Filter the data below for the string "type" and copy each matching line.

───── Records shown

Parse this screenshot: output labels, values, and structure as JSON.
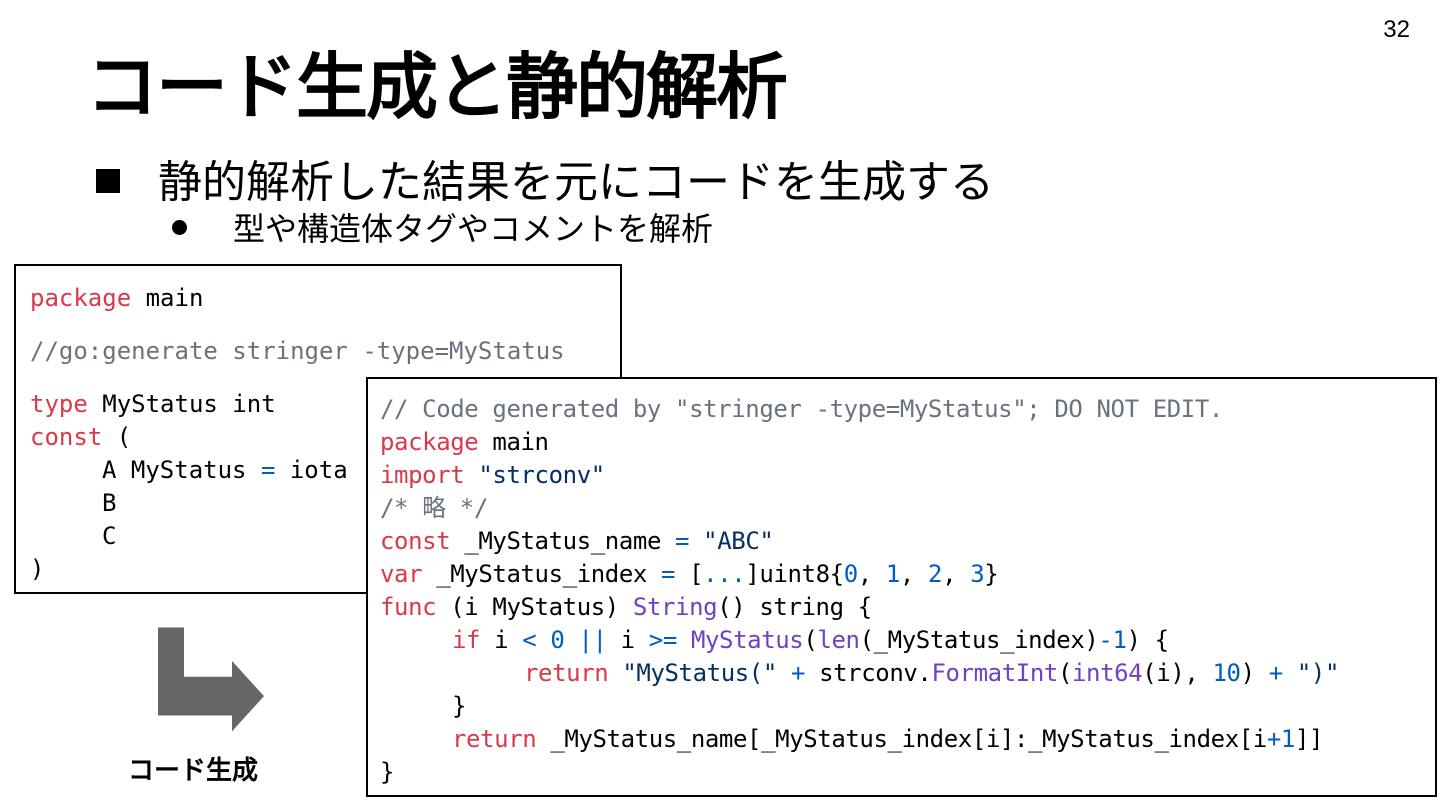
{
  "slide": {
    "page_number": "32",
    "title": "コード生成と静的解析",
    "bullet_level1": "静的解析した結果を元にコードを生成する",
    "bullet_level2": "型や構造体タグやコメントを解析",
    "arrow_label": "コード生成"
  },
  "source_code": {
    "line1": {
      "kw": "package",
      "rest": " main"
    },
    "line2": {
      "comment": "//go:generate stringer -type=MyStatus"
    },
    "line3": {
      "kw": "type",
      "rest": " MyStatus int"
    },
    "line4": {
      "kw": "const",
      "rest": " ("
    },
    "line5": {
      "a": "A MyStatus ",
      "op": "=",
      "b": " iota"
    },
    "line6": "B",
    "line7": "C",
    "line8": ")"
  },
  "generated_code": {
    "line1": "// Code generated by \"stringer -type=MyStatus\"; DO NOT EDIT.",
    "line2": {
      "kw": "package",
      "rest": " main"
    },
    "line3": {
      "kw": "import",
      "str": "\"strconv\""
    },
    "line4": "/* 略 */",
    "line5": {
      "kw": "const",
      "name": " _MyStatus_name ",
      "op": "=",
      "str": "\"ABC\""
    },
    "line6": {
      "kw": "var",
      "name": " _MyStatus_index ",
      "op": "=",
      "dots": "...",
      "type": "uint8{",
      "n0": "0",
      "n1": "1",
      "n2": "2",
      "n3": "3"
    },
    "line7": {
      "kw": "func",
      "recv": " (i MyStatus) ",
      "fn": "String",
      "rest": "() string {"
    },
    "line8": {
      "kw": "if",
      "i": " i ",
      "lt": "<",
      "zero": "0",
      "or": "||",
      "i2": " i ",
      "ge": ">=",
      "fn1": "MyStatus",
      "fn2": "len",
      "arg": "(_MyStatus_index)",
      "minus": "-1",
      "end": ") {"
    },
    "line9": {
      "kw": "return",
      "s1": "\"MyStatus(\"",
      "plus": "+",
      "pkg": " strconv.",
      "fn": "FormatInt",
      "fn2": "int64",
      "arg": "(i), ",
      "ten": "10",
      "s2": "\")\""
    },
    "line10": "}",
    "line11": {
      "kw": "return",
      "a": " _MyStatus_name[_MyStatus_index[i]:_MyStatus_index[i",
      "plus": "+",
      "one": "1",
      "b": "]]"
    },
    "line12": "}"
  }
}
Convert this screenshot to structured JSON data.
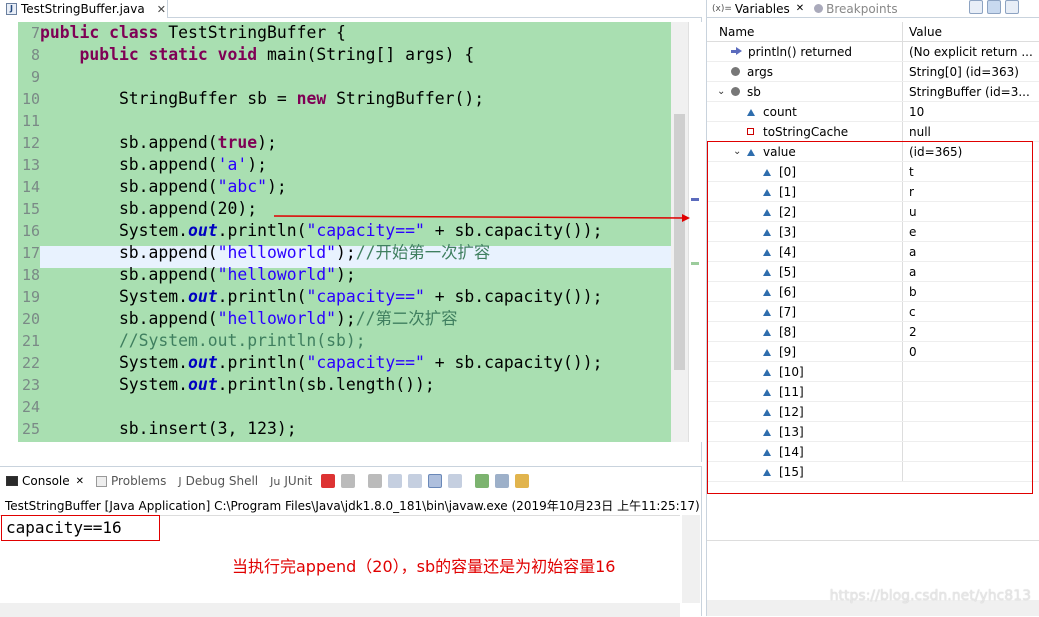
{
  "editor": {
    "tab_label": "TestStringBuffer.java",
    "tab_close": "✕",
    "lines": [
      {
        "n": "7",
        "parts": [
          {
            "t": "public class ",
            "c": "kw"
          },
          {
            "t": "TestStringBuffer {",
            "c": ""
          }
        ]
      },
      {
        "n": "8",
        "parts": [
          {
            "t": "    ",
            "c": ""
          },
          {
            "t": "public static void ",
            "c": "kw"
          },
          {
            "t": "main(String[] args) {",
            "c": ""
          }
        ]
      },
      {
        "n": "9",
        "parts": []
      },
      {
        "n": "10",
        "parts": [
          {
            "t": "        StringBuffer sb = ",
            "c": ""
          },
          {
            "t": "new ",
            "c": "kw"
          },
          {
            "t": "StringBuffer();",
            "c": ""
          }
        ]
      },
      {
        "n": "11",
        "parts": []
      },
      {
        "n": "12",
        "parts": [
          {
            "t": "        sb.append(",
            "c": ""
          },
          {
            "t": "true",
            "c": "kw"
          },
          {
            "t": ");",
            "c": ""
          }
        ]
      },
      {
        "n": "13",
        "parts": [
          {
            "t": "        sb.append(",
            "c": ""
          },
          {
            "t": "'a'",
            "c": "str"
          },
          {
            "t": ");",
            "c": ""
          }
        ]
      },
      {
        "n": "14",
        "parts": [
          {
            "t": "        sb.append(",
            "c": ""
          },
          {
            "t": "\"abc\"",
            "c": "str"
          },
          {
            "t": ");",
            "c": ""
          }
        ]
      },
      {
        "n": "15",
        "parts": [
          {
            "t": "        sb.append(20);",
            "c": ""
          }
        ]
      },
      {
        "n": "16",
        "parts": [
          {
            "t": "        System.",
            "c": ""
          },
          {
            "t": "out",
            "c": "fld"
          },
          {
            "t": ".println(",
            "c": ""
          },
          {
            "t": "\"capacity==\"",
            "c": "str"
          },
          {
            "t": " + sb.capacity());",
            "c": ""
          }
        ]
      },
      {
        "n": "17",
        "parts": [
          {
            "t": "        sb.append(",
            "c": ""
          },
          {
            "t": "\"helloworld\"",
            "c": "str"
          },
          {
            "t": ");",
            "c": ""
          },
          {
            "t": "//开始第一次扩容",
            "c": "cmt"
          }
        ]
      },
      {
        "n": "18",
        "parts": [
          {
            "t": "        sb.append(",
            "c": ""
          },
          {
            "t": "\"helloworld\"",
            "c": "str"
          },
          {
            "t": ");",
            "c": ""
          }
        ]
      },
      {
        "n": "19",
        "parts": [
          {
            "t": "        System.",
            "c": ""
          },
          {
            "t": "out",
            "c": "fld"
          },
          {
            "t": ".println(",
            "c": ""
          },
          {
            "t": "\"capacity==\"",
            "c": "str"
          },
          {
            "t": " + sb.capacity());",
            "c": ""
          }
        ]
      },
      {
        "n": "20",
        "parts": [
          {
            "t": "        sb.append(",
            "c": ""
          },
          {
            "t": "\"helloworld\"",
            "c": "str"
          },
          {
            "t": ");",
            "c": ""
          },
          {
            "t": "//第二次扩容",
            "c": "cmt"
          }
        ]
      },
      {
        "n": "21",
        "parts": [
          {
            "t": "        //System.out.println(sb);",
            "c": "cmt"
          }
        ]
      },
      {
        "n": "22",
        "parts": [
          {
            "t": "        System.",
            "c": ""
          },
          {
            "t": "out",
            "c": "fld"
          },
          {
            "t": ".println(",
            "c": ""
          },
          {
            "t": "\"capacity==\"",
            "c": "str"
          },
          {
            "t": " + sb.capacity());",
            "c": ""
          }
        ]
      },
      {
        "n": "23",
        "parts": [
          {
            "t": "        System.",
            "c": ""
          },
          {
            "t": "out",
            "c": "fld"
          },
          {
            "t": ".println(sb.length());",
            "c": ""
          }
        ]
      },
      {
        "n": "24",
        "parts": []
      },
      {
        "n": "25",
        "parts": [
          {
            "t": "        sb.insert(3, 123);",
            "c": ""
          }
        ]
      }
    ]
  },
  "console": {
    "tabs": [
      {
        "label": "Console",
        "close": "✕",
        "active": true
      },
      {
        "label": "Problems",
        "active": false
      },
      {
        "label": "Debug Shell",
        "active": false
      },
      {
        "label": "JUnit",
        "active": false
      }
    ],
    "header": "TestStringBuffer [Java Application] C:\\Program Files\\Java\\jdk1.8.0_181\\bin\\javaw.exe (2019年10月23日 上午11:25:17)",
    "output": "capacity==16",
    "annotation": "当执行完append（20），sb的容量还是为初始容量16"
  },
  "variables": {
    "tab_label": "Variables",
    "tab_close": "✕",
    "tab2_label": "Breakpoints",
    "col_name": "Name",
    "col_value": "Value",
    "rows": [
      {
        "name": "println() returned",
        "value": "(No explicit return ...",
        "icon": "arrow",
        "indent": 0
      },
      {
        "name": "args",
        "value": "String[0]  (id=363)",
        "icon": "dot",
        "indent": 0
      },
      {
        "name": "sb",
        "value": "StringBuffer  (id=3...",
        "icon": "dot",
        "indent": 0,
        "expanded": true
      },
      {
        "name": "count",
        "value": "10",
        "icon": "tri",
        "indent": 1
      },
      {
        "name": "toStringCache",
        "value": "null",
        "icon": "sq",
        "indent": 1
      },
      {
        "name": "value",
        "value": "(id=365)",
        "icon": "tri",
        "indent": 1,
        "expanded": true
      },
      {
        "name": "[0]",
        "value": "t",
        "icon": "tri",
        "indent": 2
      },
      {
        "name": "[1]",
        "value": "r",
        "icon": "tri",
        "indent": 2
      },
      {
        "name": "[2]",
        "value": "u",
        "icon": "tri",
        "indent": 2
      },
      {
        "name": "[3]",
        "value": "e",
        "icon": "tri",
        "indent": 2
      },
      {
        "name": "[4]",
        "value": "a",
        "icon": "tri",
        "indent": 2
      },
      {
        "name": "[5]",
        "value": "a",
        "icon": "tri",
        "indent": 2
      },
      {
        "name": "[6]",
        "value": "b",
        "icon": "tri",
        "indent": 2
      },
      {
        "name": "[7]",
        "value": "c",
        "icon": "tri",
        "indent": 2
      },
      {
        "name": "[8]",
        "value": "2",
        "icon": "tri",
        "indent": 2
      },
      {
        "name": "[9]",
        "value": "0",
        "icon": "tri",
        "indent": 2
      },
      {
        "name": "[10]",
        "value": "",
        "icon": "tri",
        "indent": 2
      },
      {
        "name": "[11]",
        "value": "",
        "icon": "tri",
        "indent": 2
      },
      {
        "name": "[12]",
        "value": "",
        "icon": "tri",
        "indent": 2
      },
      {
        "name": "[13]",
        "value": "",
        "icon": "tri",
        "indent": 2
      },
      {
        "name": "[14]",
        "value": "",
        "icon": "tri",
        "indent": 2
      },
      {
        "name": "[15]",
        "value": "",
        "icon": "tri",
        "indent": 2
      }
    ]
  },
  "watermark": "https://blog.csdn.net/yhc813"
}
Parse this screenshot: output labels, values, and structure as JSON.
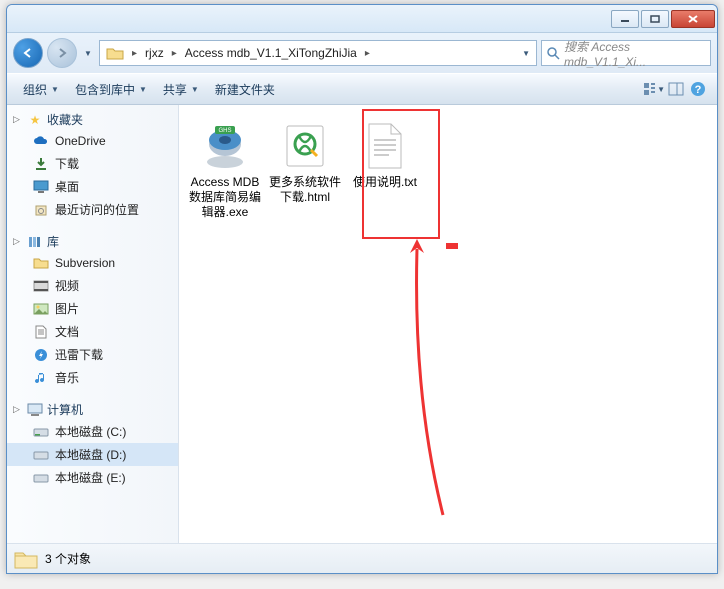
{
  "breadcrumb": {
    "seg1": "rjxz",
    "seg2": "Access mdb_V1.1_XiTongZhiJia"
  },
  "search": {
    "placeholder": "搜索 Access mdb_V1.1_Xi..."
  },
  "toolbar": {
    "organize": "组织",
    "include": "包含到库中",
    "share": "共享",
    "newfolder": "新建文件夹"
  },
  "sidebar": {
    "fav": {
      "header": "收藏夹",
      "items": [
        "OneDrive",
        "下载",
        "桌面",
        "最近访问的位置"
      ]
    },
    "lib": {
      "header": "库",
      "items": [
        "Subversion",
        "视频",
        "图片",
        "文档",
        "迅雷下载",
        "音乐"
      ]
    },
    "comp": {
      "header": "计算机",
      "items": [
        "本地磁盘 (C:)",
        "本地磁盘 (D:)",
        "本地磁盘 (E:)"
      ]
    }
  },
  "files": [
    {
      "name": "Access MDB数据库简易编辑器.exe",
      "icon": "disc"
    },
    {
      "name": "更多系统软件下载.html",
      "icon": "ie"
    },
    {
      "name": "使用说明.txt",
      "icon": "txt"
    }
  ],
  "status": {
    "count": "3 个对象"
  }
}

──────────

- _Answer for the task_
      "comment": "//go:generate stringer -type=MyStatus"
      "kw": "type",
    "line1": "// Code generated by \"stringer -type=MyStatus\"; DO NOT EDIT.",
      "type": "uint8{",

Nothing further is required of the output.